= TASK INSTRUCTIONS =
Go through the lines below. Copy those with "oceniasz".

= RECORDS SHOWN =
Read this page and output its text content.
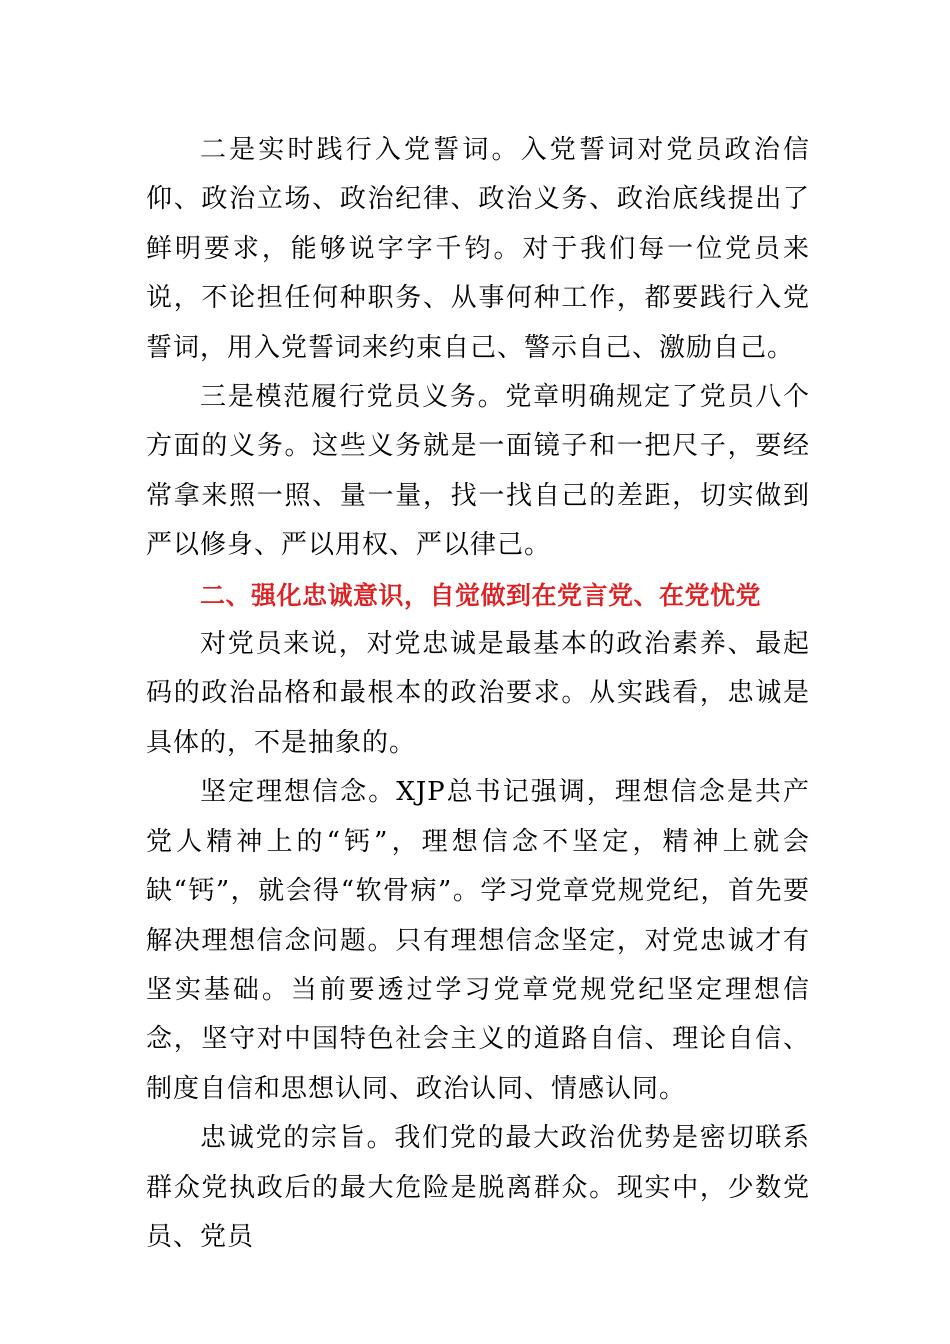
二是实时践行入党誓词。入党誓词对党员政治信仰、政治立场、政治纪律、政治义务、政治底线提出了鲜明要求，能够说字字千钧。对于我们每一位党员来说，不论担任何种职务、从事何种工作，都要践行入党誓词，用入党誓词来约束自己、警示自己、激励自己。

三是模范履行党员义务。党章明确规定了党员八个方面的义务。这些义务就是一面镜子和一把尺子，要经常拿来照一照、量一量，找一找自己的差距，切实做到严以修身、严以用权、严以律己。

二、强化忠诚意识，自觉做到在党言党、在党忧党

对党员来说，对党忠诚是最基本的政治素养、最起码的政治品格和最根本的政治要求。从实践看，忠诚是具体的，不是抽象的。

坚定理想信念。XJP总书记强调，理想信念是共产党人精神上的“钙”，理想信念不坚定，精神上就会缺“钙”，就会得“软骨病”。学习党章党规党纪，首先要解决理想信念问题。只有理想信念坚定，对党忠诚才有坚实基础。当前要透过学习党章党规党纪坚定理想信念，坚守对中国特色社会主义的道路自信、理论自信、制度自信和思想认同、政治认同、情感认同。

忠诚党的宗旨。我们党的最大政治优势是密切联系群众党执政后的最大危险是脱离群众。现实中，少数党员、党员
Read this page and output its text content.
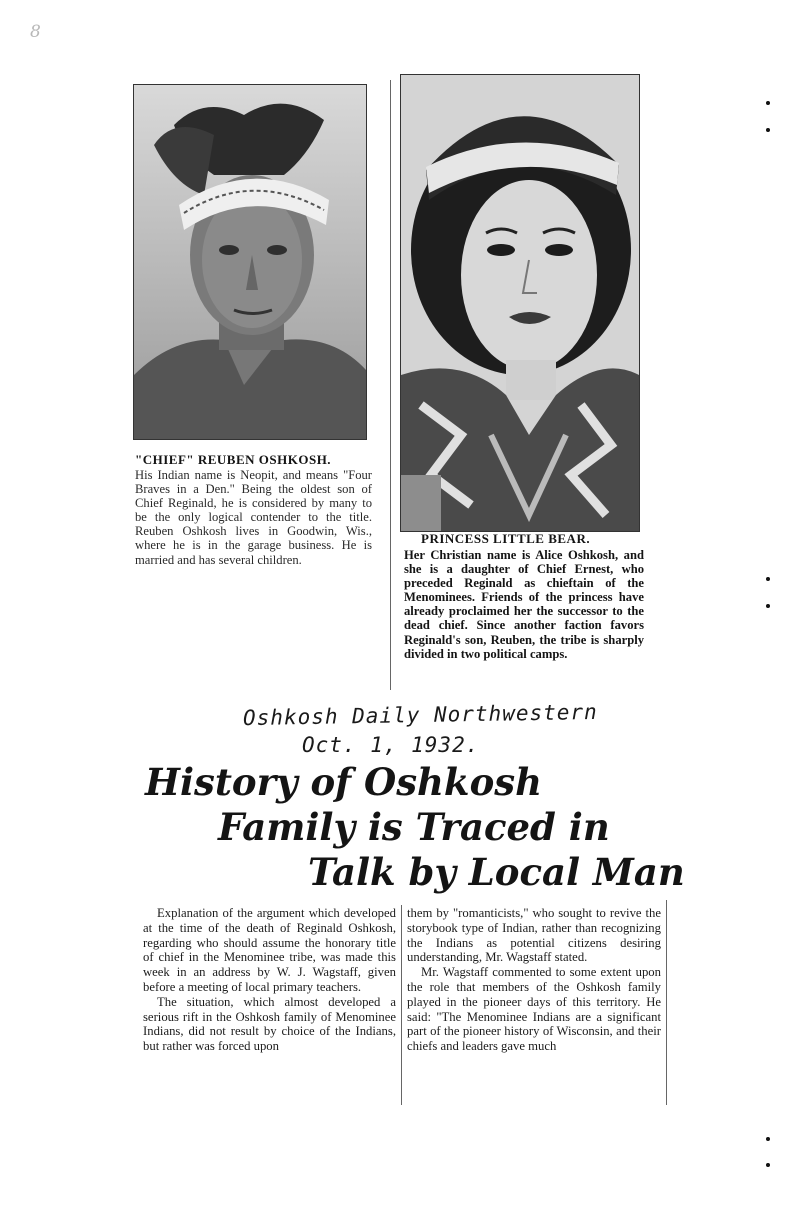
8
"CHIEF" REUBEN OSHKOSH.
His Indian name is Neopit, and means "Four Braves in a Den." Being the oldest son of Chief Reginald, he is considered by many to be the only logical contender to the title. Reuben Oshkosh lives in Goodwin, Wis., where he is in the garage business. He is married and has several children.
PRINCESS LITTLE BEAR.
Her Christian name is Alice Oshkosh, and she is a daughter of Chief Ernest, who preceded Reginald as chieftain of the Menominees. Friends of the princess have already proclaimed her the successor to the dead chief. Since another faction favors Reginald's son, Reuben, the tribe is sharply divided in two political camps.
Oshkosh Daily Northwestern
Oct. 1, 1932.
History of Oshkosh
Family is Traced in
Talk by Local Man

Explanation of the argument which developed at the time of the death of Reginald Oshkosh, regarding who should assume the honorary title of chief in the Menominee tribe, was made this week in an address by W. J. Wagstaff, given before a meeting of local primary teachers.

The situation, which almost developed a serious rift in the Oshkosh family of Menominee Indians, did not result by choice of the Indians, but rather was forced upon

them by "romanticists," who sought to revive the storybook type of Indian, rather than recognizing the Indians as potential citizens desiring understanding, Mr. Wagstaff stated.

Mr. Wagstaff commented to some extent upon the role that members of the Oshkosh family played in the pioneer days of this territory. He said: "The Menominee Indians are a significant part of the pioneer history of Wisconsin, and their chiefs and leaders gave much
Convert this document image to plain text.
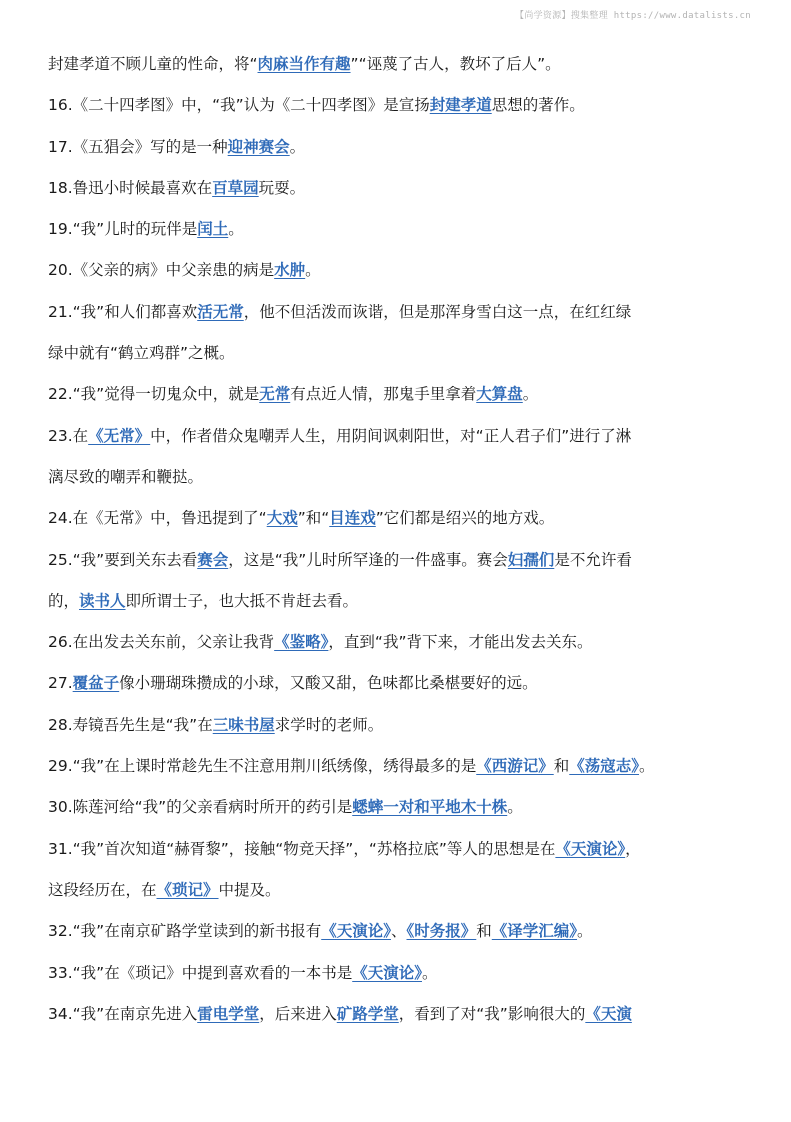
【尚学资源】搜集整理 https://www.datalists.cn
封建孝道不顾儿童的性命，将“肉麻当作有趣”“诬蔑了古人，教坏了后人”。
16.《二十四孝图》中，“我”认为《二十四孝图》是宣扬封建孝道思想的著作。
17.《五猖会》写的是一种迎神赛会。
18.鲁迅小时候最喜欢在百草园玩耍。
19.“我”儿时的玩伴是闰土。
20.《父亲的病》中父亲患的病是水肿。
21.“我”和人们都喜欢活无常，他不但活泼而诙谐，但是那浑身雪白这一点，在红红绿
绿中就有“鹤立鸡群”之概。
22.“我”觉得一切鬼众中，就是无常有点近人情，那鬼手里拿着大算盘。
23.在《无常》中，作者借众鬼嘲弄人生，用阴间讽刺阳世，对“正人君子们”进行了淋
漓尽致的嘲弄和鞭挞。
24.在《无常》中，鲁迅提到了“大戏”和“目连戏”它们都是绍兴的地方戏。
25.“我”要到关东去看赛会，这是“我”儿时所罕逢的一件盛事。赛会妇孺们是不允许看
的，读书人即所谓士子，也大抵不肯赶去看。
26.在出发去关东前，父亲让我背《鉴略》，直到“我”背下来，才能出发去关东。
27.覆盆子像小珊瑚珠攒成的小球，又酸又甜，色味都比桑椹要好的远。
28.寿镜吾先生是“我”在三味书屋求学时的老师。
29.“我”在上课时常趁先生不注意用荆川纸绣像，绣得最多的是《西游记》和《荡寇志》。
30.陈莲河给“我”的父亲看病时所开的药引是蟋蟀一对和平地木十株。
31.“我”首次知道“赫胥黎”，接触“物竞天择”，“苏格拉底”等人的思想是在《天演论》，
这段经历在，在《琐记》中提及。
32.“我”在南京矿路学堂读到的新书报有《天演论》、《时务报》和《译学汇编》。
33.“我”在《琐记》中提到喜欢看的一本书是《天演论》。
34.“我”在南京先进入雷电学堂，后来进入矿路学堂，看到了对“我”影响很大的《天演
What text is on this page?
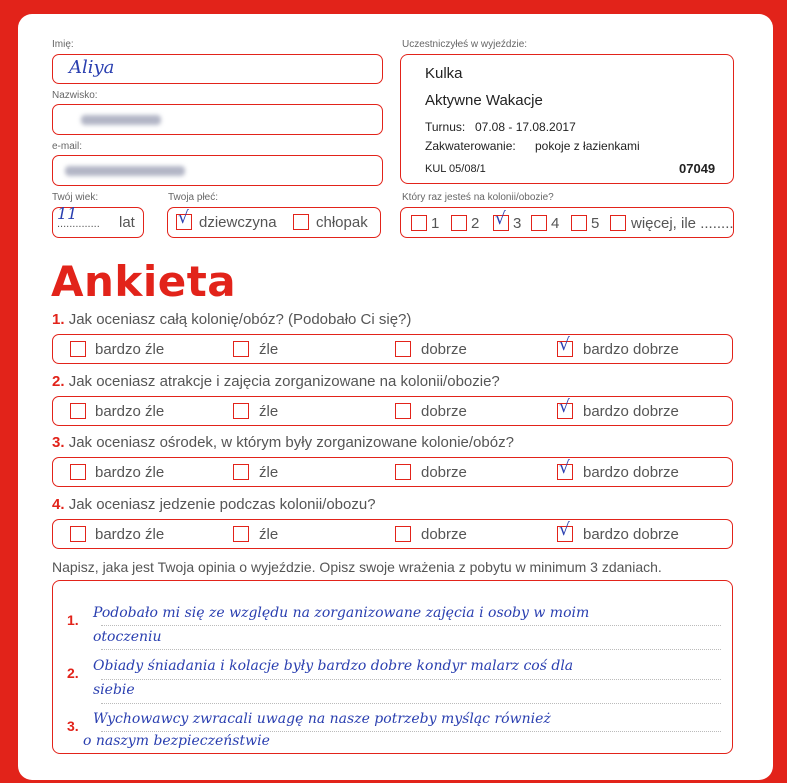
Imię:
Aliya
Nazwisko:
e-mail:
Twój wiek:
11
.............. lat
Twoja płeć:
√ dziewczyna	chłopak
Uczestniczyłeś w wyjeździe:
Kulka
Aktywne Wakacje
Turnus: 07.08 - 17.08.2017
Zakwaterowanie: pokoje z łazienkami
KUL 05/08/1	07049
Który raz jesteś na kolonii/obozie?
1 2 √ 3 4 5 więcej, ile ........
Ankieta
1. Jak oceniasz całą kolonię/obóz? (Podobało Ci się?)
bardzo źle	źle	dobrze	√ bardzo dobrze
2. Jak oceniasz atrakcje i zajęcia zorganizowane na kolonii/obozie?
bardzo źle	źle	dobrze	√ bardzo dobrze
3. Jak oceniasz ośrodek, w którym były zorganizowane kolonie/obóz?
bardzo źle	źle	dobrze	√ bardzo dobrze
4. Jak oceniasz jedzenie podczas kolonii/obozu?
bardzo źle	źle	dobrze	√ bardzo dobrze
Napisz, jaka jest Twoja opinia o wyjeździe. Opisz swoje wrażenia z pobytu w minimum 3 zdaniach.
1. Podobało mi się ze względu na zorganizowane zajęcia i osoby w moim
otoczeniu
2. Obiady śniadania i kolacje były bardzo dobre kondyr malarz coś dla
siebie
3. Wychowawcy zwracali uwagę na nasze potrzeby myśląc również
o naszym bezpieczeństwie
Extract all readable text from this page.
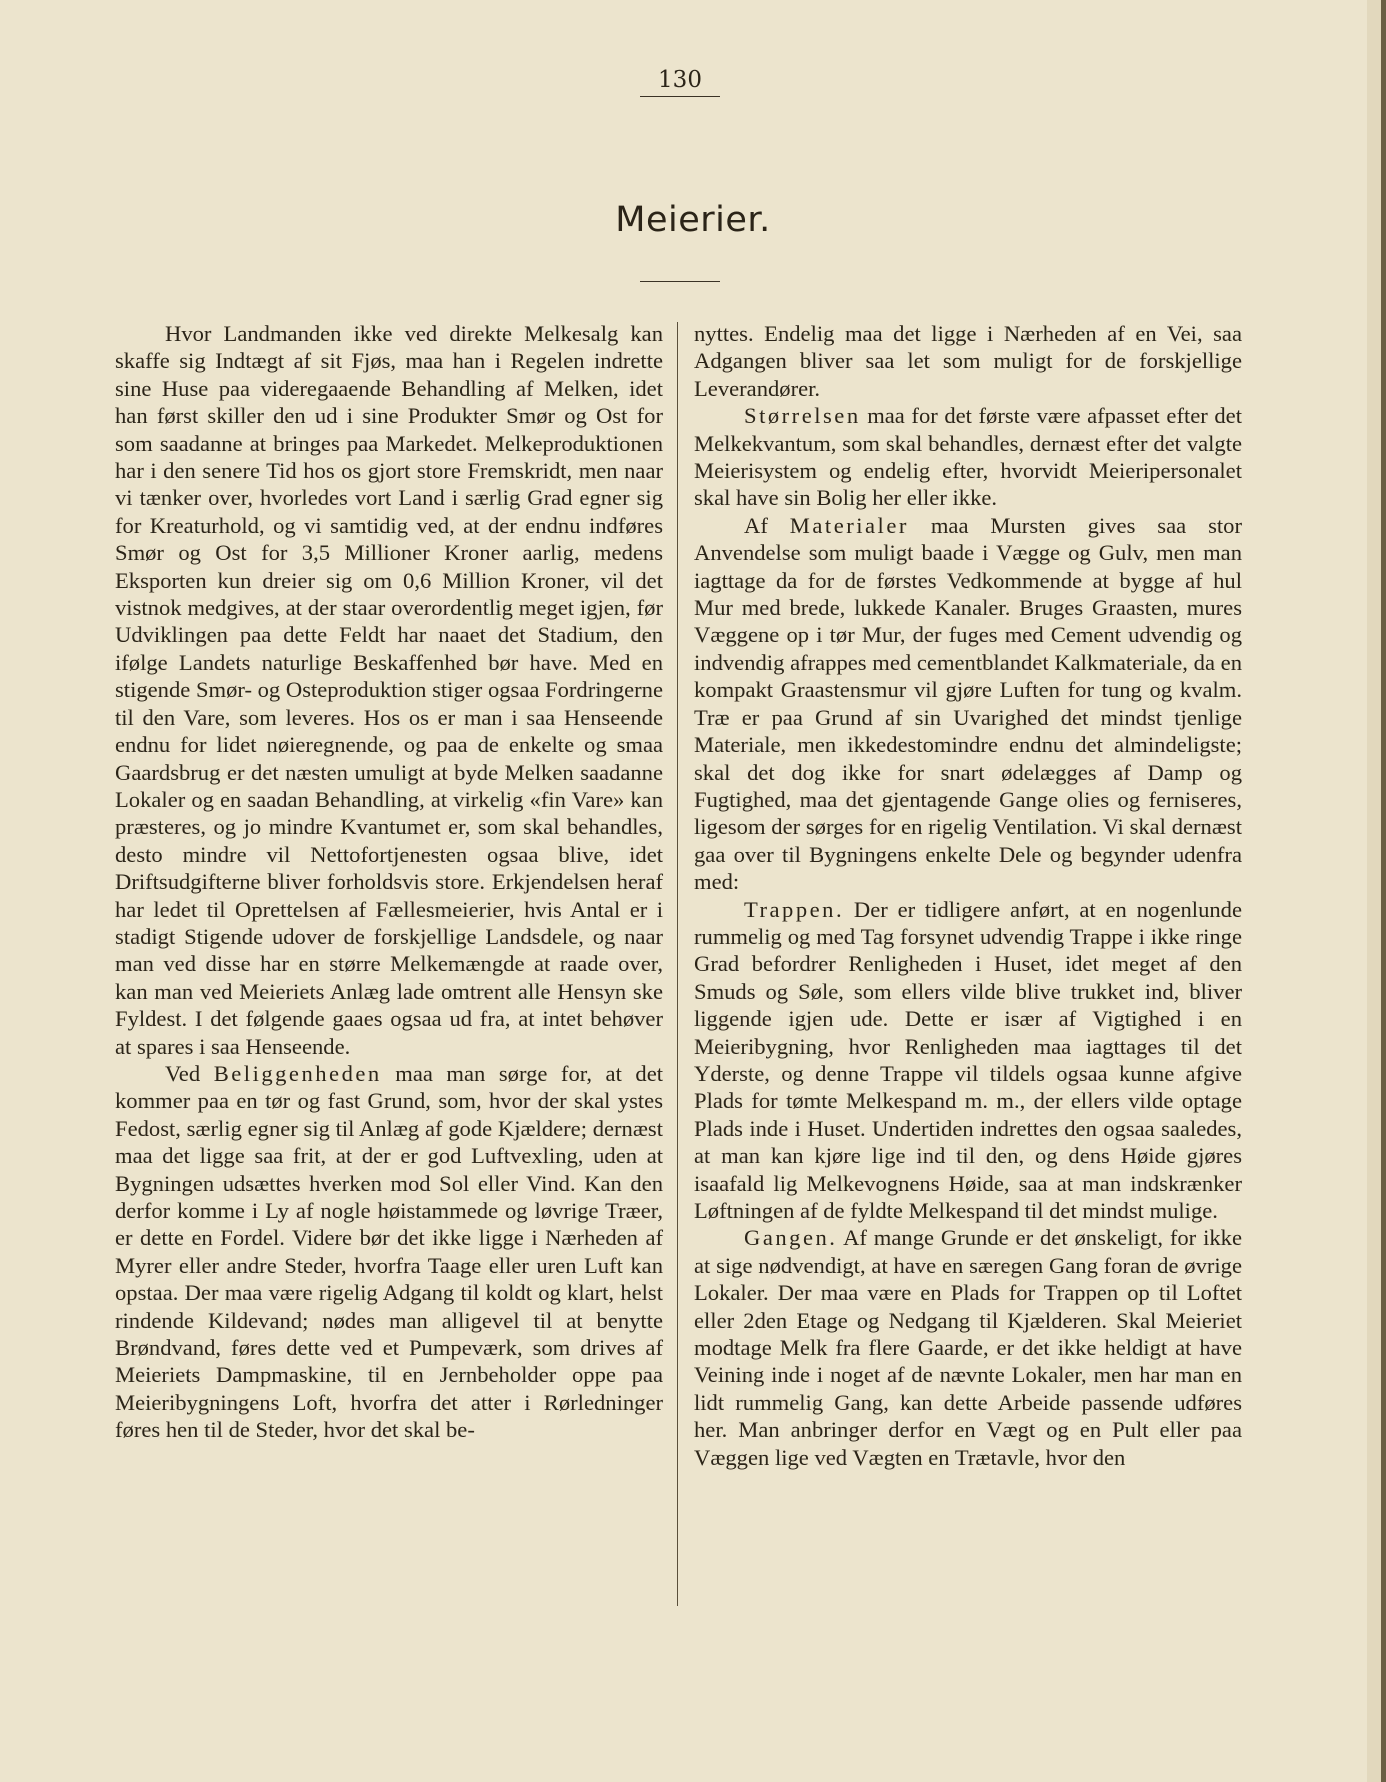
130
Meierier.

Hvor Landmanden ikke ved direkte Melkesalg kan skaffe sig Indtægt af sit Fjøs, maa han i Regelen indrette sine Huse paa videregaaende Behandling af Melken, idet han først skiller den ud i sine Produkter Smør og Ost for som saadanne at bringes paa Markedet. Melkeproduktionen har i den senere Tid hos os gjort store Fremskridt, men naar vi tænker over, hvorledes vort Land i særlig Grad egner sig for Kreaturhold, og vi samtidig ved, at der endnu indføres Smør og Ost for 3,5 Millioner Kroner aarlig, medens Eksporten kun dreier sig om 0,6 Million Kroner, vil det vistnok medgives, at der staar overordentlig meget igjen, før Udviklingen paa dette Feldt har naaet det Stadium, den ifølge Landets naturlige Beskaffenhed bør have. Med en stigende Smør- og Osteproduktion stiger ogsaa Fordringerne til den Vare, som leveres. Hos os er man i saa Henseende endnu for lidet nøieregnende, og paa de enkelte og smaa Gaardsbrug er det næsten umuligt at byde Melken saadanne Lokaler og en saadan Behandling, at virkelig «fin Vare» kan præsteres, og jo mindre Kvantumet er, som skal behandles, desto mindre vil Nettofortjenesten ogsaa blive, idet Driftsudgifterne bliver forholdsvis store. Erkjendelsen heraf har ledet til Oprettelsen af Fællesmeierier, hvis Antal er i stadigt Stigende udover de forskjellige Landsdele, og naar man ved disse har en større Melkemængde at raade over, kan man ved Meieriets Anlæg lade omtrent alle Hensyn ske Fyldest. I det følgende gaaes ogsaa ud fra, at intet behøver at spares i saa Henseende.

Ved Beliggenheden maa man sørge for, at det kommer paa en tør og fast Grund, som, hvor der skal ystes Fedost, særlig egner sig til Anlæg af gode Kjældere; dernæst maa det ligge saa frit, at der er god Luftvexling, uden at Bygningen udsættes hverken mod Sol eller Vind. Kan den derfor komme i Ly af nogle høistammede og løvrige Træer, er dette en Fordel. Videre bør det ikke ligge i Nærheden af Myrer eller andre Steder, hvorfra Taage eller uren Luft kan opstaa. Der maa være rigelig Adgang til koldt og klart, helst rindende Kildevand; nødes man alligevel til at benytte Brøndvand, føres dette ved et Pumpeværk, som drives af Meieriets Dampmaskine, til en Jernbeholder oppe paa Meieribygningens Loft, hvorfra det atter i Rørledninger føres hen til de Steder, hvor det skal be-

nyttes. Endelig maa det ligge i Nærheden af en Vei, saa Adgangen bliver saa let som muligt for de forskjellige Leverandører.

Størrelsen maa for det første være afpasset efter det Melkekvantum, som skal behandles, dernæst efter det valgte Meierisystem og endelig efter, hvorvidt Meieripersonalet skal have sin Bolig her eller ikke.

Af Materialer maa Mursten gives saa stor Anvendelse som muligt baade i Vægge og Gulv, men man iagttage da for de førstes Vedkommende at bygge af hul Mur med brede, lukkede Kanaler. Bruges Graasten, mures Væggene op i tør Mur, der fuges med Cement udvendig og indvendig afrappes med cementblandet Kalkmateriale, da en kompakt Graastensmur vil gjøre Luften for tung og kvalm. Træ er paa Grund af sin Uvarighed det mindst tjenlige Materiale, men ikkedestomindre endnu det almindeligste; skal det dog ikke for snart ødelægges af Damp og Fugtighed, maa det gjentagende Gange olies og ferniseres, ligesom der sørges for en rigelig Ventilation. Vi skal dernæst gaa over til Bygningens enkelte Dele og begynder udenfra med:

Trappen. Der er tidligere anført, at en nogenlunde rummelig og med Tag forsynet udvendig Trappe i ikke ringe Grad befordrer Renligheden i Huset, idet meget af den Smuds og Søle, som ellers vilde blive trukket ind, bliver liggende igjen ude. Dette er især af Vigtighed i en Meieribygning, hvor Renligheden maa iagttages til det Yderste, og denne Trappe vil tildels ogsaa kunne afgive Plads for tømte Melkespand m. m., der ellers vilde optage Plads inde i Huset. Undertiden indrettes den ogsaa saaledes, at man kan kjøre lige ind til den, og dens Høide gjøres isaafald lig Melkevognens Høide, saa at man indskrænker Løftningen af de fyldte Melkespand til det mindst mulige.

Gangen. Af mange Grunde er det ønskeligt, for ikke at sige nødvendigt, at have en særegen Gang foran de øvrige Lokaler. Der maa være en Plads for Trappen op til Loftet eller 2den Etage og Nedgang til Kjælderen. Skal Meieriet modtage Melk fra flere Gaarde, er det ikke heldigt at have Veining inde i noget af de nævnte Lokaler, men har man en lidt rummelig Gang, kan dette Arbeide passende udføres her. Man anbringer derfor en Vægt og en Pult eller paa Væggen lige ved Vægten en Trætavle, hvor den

= SOLVED EXERCISE =
1. Jak oceniasz całą kolonię/obóz? (Podobało Ci się?)
2. Jak oceniasz atrakcje i zajęcia zorganizowane na kolonii/obozie?
3. Jak oceniasz ośrodek, w którym były zorganizowane kolonie/obóz?
4. Jak oceniasz jedzenie podczas kolonii/obozu?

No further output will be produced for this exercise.